## MATERIAL FOR THIS EXERCISE
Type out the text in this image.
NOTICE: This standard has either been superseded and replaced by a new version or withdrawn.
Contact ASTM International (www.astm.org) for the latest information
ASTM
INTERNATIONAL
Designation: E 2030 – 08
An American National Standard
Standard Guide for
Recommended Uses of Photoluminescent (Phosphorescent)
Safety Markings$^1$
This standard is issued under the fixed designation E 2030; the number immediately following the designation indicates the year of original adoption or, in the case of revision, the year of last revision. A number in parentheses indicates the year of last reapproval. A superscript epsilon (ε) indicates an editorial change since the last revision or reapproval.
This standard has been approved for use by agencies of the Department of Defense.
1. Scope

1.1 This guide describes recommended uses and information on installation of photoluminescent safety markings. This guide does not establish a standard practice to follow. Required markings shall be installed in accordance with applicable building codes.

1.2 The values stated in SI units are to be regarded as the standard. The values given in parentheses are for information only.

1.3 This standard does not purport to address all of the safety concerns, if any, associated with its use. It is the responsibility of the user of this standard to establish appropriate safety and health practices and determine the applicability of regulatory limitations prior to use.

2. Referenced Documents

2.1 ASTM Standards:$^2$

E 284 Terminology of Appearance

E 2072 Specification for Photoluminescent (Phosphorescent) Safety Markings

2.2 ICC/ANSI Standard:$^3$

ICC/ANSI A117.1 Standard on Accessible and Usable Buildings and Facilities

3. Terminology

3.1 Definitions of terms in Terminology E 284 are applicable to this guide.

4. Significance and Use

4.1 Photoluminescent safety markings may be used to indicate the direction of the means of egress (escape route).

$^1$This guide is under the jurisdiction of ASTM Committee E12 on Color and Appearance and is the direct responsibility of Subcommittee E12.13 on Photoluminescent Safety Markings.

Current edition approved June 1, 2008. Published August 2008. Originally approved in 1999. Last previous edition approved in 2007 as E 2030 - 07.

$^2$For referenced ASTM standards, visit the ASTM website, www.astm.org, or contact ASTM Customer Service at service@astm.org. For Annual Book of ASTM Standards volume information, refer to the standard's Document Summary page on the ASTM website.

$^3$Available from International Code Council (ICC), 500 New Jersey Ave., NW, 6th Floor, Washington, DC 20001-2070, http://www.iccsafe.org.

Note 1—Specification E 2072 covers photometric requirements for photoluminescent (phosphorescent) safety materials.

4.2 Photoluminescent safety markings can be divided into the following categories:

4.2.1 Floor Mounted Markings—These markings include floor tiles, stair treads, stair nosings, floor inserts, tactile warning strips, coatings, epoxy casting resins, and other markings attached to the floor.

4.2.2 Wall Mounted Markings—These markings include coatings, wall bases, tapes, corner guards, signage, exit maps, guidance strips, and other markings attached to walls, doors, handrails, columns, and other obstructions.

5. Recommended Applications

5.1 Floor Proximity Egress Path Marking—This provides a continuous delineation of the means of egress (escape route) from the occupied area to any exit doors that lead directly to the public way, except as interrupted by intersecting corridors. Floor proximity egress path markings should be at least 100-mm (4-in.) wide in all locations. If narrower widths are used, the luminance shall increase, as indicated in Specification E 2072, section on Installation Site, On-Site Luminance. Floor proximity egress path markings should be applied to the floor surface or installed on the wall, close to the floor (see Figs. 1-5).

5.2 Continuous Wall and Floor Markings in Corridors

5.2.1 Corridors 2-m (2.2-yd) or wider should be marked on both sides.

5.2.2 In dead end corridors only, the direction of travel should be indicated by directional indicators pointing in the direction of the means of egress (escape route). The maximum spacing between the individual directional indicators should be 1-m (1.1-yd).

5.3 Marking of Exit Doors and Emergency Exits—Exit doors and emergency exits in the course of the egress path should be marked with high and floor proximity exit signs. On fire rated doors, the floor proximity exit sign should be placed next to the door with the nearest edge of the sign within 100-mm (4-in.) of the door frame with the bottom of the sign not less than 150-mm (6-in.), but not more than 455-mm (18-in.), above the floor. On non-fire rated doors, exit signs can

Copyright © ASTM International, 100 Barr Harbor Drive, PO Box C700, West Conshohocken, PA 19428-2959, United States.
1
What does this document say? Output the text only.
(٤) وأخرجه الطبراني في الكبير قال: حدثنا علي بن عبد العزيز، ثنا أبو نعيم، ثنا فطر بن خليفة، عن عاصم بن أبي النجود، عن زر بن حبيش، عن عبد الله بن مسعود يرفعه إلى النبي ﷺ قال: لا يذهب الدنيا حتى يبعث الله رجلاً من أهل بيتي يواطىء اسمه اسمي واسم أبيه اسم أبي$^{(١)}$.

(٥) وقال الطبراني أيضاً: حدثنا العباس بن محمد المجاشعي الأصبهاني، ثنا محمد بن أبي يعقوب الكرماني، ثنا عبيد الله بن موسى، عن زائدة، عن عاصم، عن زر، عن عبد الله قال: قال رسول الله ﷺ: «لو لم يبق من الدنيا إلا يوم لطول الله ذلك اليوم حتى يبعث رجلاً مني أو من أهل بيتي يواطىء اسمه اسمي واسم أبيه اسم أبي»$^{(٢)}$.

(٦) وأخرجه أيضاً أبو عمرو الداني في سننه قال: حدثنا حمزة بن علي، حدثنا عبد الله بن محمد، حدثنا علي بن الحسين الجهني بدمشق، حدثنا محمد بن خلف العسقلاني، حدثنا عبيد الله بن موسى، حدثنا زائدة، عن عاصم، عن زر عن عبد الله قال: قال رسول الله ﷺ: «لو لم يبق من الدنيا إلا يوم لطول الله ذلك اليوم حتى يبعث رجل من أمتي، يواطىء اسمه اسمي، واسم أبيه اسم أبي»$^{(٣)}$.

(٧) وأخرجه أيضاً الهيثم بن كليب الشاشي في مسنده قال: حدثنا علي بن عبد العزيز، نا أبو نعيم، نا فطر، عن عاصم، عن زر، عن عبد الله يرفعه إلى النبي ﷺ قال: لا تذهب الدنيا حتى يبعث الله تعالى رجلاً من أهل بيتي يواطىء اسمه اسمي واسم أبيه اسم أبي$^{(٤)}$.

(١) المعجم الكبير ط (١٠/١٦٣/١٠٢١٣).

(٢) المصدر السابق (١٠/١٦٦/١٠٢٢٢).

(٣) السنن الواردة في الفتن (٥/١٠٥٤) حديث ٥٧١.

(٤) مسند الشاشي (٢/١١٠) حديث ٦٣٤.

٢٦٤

## REQUIREMENTS
Transcribe only the trailing portion of the entries above: the line that contains "What does this" and each line after it.

## RESULT OF THIS TASK
What does this document say? Output the text only.
(٤) وأخرجه الطبراني في الكبير قال: حدثنا علي بن عبد العزيز، ثنا أبو نعيم، ثنا فطر بن خليفة، عن عاصم بن أبي النجود، عن زر بن حبيش، عن عبد الله بن مسعود يرفعه إلى النبي ﷺ قال: لا يذهب الدنيا حتى يبعث الله رجلاً من أهل بيتي يواطىء اسمه اسمي واسم أبيه اسم أبي$^{(١)}$.

(٥) وقال الطبراني أيضاً: حدثنا العباس بن محمد المجاشعي الأصبهاني، ثنا محمد بن أبي يعقوب الكرماني، ثنا عبيد الله بن موسى، عن زائدة، عن عاصم، عن زر، عن عبد الله قال: قال رسول الله ﷺ: «لو لم يبق من الدنيا إلا يوم لطول الله ذلك اليوم حتى يبعث رجلاً مني أو من أهل بيتي يواطىء اسمه اسمي واسم أبيه اسم أبي»$^{(٢)}$.

(٦) وأخرجه أيضاً أبو عمرو الداني في سننه قال: حدثنا حمزة بن علي، حدثنا عبد الله بن محمد، حدثنا علي بن الحسين الجهني بدمشق، حدثنا محمد بن خلف العسقلاني، حدثنا عبيد الله بن موسى، حدثنا زائدة، عن عاصم، عن زر عن عبد الله قال: قال رسول الله ﷺ: «لو لم يبق من الدنيا إلا يوم لطول الله ذلك اليوم حتى يبعث رجل من أمتي، يواطىء اسمه اسمي، واسم أبيه اسم أبي»$^{(٣)}$.

(٧) وأخرجه أيضاً الهيثم بن كليب الشاشي في مسنده قال: حدثنا علي بن عبد العزيز، نا أبو نعيم، نا فطر، عن عاصم، عن زر، عن عبد الله يرفعه إلى النبي ﷺ قال: لا تذهب الدنيا حتى يبعث الله تعالى رجلاً من أهل بيتي يواطىء اسمه اسمي واسم أبيه اسم أبي$^{(٤)}$.

(١) المعجم الكبير ط (١٠/١٦٣/١٠٢١٣).

(٢) المصدر السابق (١٠/١٦٦/١٠٢٢٢).

(٣) السنن الواردة في الفتن (٥/١٠٥٤) حديث ٥٧١.

(٤) مسند الشاشي (٢/١١٠) حديث ٦٣٤.

٢٦٤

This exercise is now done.